What you will do. Keep the images out and copy every entry below exactly.

Material for the task.
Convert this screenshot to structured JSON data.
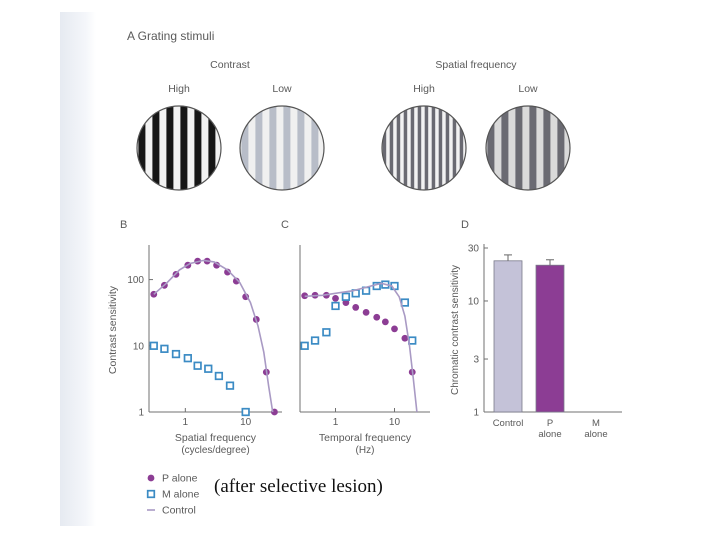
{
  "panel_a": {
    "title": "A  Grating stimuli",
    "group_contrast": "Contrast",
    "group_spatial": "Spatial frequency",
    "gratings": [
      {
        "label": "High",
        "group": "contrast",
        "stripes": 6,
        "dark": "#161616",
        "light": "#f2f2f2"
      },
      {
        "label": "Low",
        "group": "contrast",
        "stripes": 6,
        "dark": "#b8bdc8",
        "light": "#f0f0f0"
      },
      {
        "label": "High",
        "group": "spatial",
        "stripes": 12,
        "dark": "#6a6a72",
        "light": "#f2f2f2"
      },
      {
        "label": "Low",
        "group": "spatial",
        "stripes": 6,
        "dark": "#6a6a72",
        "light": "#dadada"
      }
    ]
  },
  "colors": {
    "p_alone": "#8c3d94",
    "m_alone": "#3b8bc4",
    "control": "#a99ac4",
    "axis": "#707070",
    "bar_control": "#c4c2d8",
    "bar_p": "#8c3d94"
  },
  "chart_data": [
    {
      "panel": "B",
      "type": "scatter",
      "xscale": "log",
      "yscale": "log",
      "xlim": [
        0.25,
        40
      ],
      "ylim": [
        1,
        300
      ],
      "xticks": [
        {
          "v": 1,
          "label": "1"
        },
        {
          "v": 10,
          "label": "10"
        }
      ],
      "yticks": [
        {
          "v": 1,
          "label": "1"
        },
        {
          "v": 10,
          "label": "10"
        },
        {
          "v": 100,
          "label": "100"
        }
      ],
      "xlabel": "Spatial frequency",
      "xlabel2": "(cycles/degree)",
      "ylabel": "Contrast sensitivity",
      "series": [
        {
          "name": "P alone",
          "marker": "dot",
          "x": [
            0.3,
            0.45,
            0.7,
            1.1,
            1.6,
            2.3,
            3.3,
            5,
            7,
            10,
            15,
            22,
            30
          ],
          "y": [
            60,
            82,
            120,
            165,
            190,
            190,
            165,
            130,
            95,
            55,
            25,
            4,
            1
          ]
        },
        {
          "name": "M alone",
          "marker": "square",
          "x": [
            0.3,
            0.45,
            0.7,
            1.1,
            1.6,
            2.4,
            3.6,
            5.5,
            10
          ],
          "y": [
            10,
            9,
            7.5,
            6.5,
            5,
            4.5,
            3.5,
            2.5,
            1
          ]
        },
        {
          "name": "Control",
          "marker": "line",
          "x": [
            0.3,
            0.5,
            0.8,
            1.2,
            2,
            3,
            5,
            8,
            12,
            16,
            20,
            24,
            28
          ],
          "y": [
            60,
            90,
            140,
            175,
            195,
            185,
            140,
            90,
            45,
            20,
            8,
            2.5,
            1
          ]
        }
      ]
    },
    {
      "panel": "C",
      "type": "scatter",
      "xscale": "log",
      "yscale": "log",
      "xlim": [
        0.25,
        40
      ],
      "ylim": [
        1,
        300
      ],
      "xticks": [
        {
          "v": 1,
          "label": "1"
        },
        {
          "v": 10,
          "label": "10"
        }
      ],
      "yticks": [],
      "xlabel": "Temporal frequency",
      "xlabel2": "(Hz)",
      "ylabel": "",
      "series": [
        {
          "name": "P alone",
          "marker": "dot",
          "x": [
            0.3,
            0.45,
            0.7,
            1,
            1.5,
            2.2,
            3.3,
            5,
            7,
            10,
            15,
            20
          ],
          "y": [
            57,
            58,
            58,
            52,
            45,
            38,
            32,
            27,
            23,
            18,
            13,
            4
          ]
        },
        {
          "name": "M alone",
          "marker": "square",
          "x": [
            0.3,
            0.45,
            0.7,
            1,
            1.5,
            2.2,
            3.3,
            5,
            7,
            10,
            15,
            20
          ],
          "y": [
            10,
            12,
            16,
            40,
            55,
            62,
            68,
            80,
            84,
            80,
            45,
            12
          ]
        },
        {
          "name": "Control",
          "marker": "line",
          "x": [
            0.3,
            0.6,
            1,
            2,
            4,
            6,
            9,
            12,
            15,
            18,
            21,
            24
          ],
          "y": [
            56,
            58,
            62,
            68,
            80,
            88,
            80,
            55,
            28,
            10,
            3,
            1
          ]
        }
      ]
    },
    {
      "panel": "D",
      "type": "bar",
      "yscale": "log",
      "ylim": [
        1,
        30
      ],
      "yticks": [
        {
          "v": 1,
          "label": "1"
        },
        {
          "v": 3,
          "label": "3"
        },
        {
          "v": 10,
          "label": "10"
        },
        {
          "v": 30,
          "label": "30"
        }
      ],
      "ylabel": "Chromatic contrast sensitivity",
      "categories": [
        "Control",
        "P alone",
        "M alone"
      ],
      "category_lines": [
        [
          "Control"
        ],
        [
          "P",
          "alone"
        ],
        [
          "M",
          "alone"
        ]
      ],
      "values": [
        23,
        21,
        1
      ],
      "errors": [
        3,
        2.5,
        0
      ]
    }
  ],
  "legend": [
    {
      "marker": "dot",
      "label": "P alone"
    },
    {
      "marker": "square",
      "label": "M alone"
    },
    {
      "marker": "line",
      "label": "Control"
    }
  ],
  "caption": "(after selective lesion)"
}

Completed task.
Convert this screenshot to structured JSON data.
{
  "panel_a": {
    "title": "A  Grating stimuli",
    "group_contrast": "Contrast",
    "group_spatial": "Spatial frequency",
    "gratings": [
      {
        "label": "High",
        "group": "contrast",
        "stripes": 6,
        "dark": "#161616",
        "light": "#f2f2f2"
      },
      {
        "label": "Low",
        "group": "contrast",
        "stripes": 6,
        "dark": "#b8bdc8",
        "light": "#f0f0f0"
      },
      {
        "label": "High",
        "group": "spatial",
        "stripes": 12,
        "dark": "#6a6a72",
        "light": "#f2f2f2"
      },
      {
        "label": "Low",
        "group": "spatial",
        "stripes": 6,
        "dark": "#6a6a72",
        "light": "#dadada"
      }
    ]
  },
  "colors": {
    "p_alone": "#8c3d94",
    "m_alone": "#3b8bc4",
    "control": "#a99ac4",
    "axis": "#707070",
    "bar_control": "#c4c2d8",
    "bar_p": "#8c3d94"
  },
  "chart_data": [
    {
      "panel": "B",
      "type": "scatter",
      "xscale": "log",
      "yscale": "log",
      "xlim": [
        0.25,
        40
      ],
      "ylim": [
        1,
        300
      ],
      "xticks": [
        {
          "v": 1,
          "label": "1"
        },
        {
          "v": 10,
          "label": "10"
        }
      ],
      "yticks": [
        {
          "v": 1,
          "label": "1"
        },
        {
          "v": 10,
          "label": "10"
        },
        {
          "v": 100,
          "label": "100"
        }
      ],
      "xlabel": "Spatial frequency",
      "xlabel2": "(cycles/degree)",
      "ylabel": "Contrast sensitivity",
      "series": [
        {
          "name": "P alone",
          "marker": "dot",
          "x": [
            0.3,
            0.45,
            0.7,
            1.1,
            1.6,
            2.3,
            3.3,
            5,
            7,
            10,
            15,
            22,
            30
          ],
          "y": [
            60,
            82,
            120,
            165,
            190,
            190,
            165,
            130,
            95,
            55,
            25,
            4,
            1
          ]
        },
        {
          "name": "M alone",
          "marker": "square",
          "x": [
            0.3,
            0.45,
            0.7,
            1.1,
            1.6,
            2.4,
            3.6,
            5.5,
            10
          ],
          "y": [
            10,
            9,
            7.5,
            6.5,
            5,
            4.5,
            3.5,
            2.5,
            1
          ]
        },
        {
          "name": "Control",
          "marker": "line",
          "x": [
            0.3,
            0.5,
            0.8,
            1.2,
            2,
            3,
            5,
            8,
            12,
            16,
            20,
            24,
            28
          ],
          "y": [
            60,
            90,
            140,
            175,
            195,
            185,
            140,
            90,
            45,
            20,
            8,
            2.5,
            1
          ]
        }
      ]
    },
    {
      "panel": "C",
      "type": "scatter",
      "xscale": "log",
      "yscale": "log",
      "xlim": [
        0.25,
        40
      ],
      "ylim": [
        1,
        300
      ],
      "xticks": [
        {
          "v": 1,
          "label": "1"
        },
        {
          "v": 10,
          "label": "10"
        }
      ],
      "yticks": [],
      "xlabel": "Temporal frequency",
      "xlabel2": "(Hz)",
      "ylabel": "",
      "series": [
        {
          "name": "P alone",
          "marker": "dot",
          "x": [
            0.3,
            0.45,
            0.7,
            1,
            1.5,
            2.2,
            3.3,
            5,
            7,
            10,
            15,
            20
          ],
          "y": [
            57,
            58,
            58,
            52,
            45,
            38,
            32,
            27,
            23,
            18,
            13,
            4
          ]
        },
        {
          "name": "M alone",
          "marker": "square",
          "x": [
            0.3,
            0.45,
            0.7,
            1,
            1.5,
            2.2,
            3.3,
            5,
            7,
            10,
            15,
            20
          ],
          "y": [
            10,
            12,
            16,
            40,
            55,
            62,
            68,
            80,
            84,
            80,
            45,
            12
          ]
        },
        {
          "name": "Control",
          "marker": "line",
          "x": [
            0.3,
            0.6,
            1,
            2,
            4,
            6,
            9,
            12,
            15,
            18,
            21,
            24
          ],
          "y": [
            56,
            58,
            62,
            68,
            80,
            88,
            80,
            55,
            28,
            10,
            3,
            1
          ]
        }
      ]
    },
    {
      "panel": "D",
      "type": "bar",
      "yscale": "log",
      "ylim": [
        1,
        30
      ],
      "yticks": [
        {
          "v": 1,
          "label": "1"
        },
        {
          "v": 3,
          "label": "3"
        },
        {
          "v": 10,
          "label": "10"
        },
        {
          "v": 30,
          "label": "30"
        }
      ],
      "ylabel": "Chromatic contrast sensitivity",
      "categories": [
        "Control",
        "P alone",
        "M alone"
      ],
      "category_lines": [
        [
          "Control"
        ],
        [
          "P",
          "alone"
        ],
        [
          "M",
          "alone"
        ]
      ],
      "values": [
        23,
        21,
        1
      ],
      "errors": [
        3,
        2.5,
        0
      ]
    }
  ],
  "legend": [
    {
      "marker": "dot",
      "label": "P alone"
    },
    {
      "marker": "square",
      "label": "M alone"
    },
    {
      "marker": "line",
      "label": "Control"
    }
  ],
  "caption": "(after selective lesion)"
}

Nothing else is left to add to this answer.